Aim: Print out every record exactly as it appears.

Entries:
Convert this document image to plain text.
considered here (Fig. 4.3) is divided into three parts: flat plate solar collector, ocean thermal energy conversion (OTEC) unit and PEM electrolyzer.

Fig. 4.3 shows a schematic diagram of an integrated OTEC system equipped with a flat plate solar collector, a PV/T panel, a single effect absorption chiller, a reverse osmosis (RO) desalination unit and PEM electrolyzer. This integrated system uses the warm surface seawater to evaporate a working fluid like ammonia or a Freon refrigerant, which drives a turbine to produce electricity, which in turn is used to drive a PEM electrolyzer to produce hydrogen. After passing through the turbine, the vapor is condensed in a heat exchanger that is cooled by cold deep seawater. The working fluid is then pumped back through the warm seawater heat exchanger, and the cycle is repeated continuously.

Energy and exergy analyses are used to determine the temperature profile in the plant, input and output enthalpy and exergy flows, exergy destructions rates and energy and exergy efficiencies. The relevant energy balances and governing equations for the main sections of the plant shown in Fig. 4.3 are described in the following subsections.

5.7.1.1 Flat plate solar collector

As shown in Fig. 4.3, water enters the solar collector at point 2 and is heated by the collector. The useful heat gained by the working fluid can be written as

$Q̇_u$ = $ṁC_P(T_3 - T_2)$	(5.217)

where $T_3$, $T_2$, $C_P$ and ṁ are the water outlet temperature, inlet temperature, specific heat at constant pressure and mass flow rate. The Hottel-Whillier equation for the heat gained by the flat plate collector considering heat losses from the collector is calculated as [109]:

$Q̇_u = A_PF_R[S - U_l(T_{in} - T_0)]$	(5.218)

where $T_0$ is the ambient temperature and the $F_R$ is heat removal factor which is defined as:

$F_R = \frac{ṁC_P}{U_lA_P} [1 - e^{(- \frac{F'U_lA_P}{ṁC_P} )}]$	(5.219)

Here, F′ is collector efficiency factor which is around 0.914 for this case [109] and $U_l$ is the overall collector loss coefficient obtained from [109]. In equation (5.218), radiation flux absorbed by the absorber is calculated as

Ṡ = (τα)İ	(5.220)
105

Output of the task:
Convert this document image to plain text.
considered here (Fig. 4.3) is divided into three parts: flat plate solar collector, ocean thermal energy conversion (OTEC) unit and PEM electrolyzer.

Fig. 4.3 shows a schematic diagram of an integrated OTEC system equipped with a flat plate solar collector, a PV/T panel, a single effect absorption chiller, a reverse osmosis (RO) desalination unit and PEM electrolyzer. This integrated system uses the warm surface seawater to evaporate a working fluid like ammonia or a Freon refrigerant, which drives a turbine to produce electricity, which in turn is used to drive a PEM electrolyzer to produce hydrogen. After passing through the turbine, the vapor is condensed in a heat exchanger that is cooled by cold deep seawater. The working fluid is then pumped back through the warm seawater heat exchanger, and the cycle is repeated continuously.

Energy and exergy analyses are used to determine the temperature profile in the plant, input and output enthalpy and exergy flows, exergy destructions rates and energy and exergy efficiencies. The relevant energy balances and governing equations for the main sections of the plant shown in Fig. 4.3 are described in the following subsections.

5.7.1.1 Flat plate solar collector

As shown in Fig. 4.3, water enters the solar collector at point 2 and is heated by the collector. The useful heat gained by the working fluid can be written as

$Q̇_u$ = $ṁC_P(T_3 - T_2)$	(5.217)

where $T_3$, $T_2$, $C_P$ and ṁ are the water outlet temperature, inlet temperature, specific heat at constant pressure and mass flow rate. The Hottel-Whillier equation for the heat gained by the flat plate collector considering heat losses from the collector is calculated as [109]:

$Q̇_u = A_PF_R[S - U_l(T_{in} - T_0)]$	(5.218)

where $T_0$ is the ambient temperature and the $F_R$ is heat removal factor which is defined as:

$F_R = \frac{ṁC_P}{U_lA_P} [1 - e^{(- \frac{F'U_lA_P}{ṁC_P} )}]$	(5.219)

Here, F′ is collector efficiency factor which is around 0.914 for this case [109] and $U_l$ is the overall collector loss coefficient obtained from [109]. In equation (5.218), radiation flux absorbed by the absorber is calculated as

Ṡ = (τα)İ	(5.220)
105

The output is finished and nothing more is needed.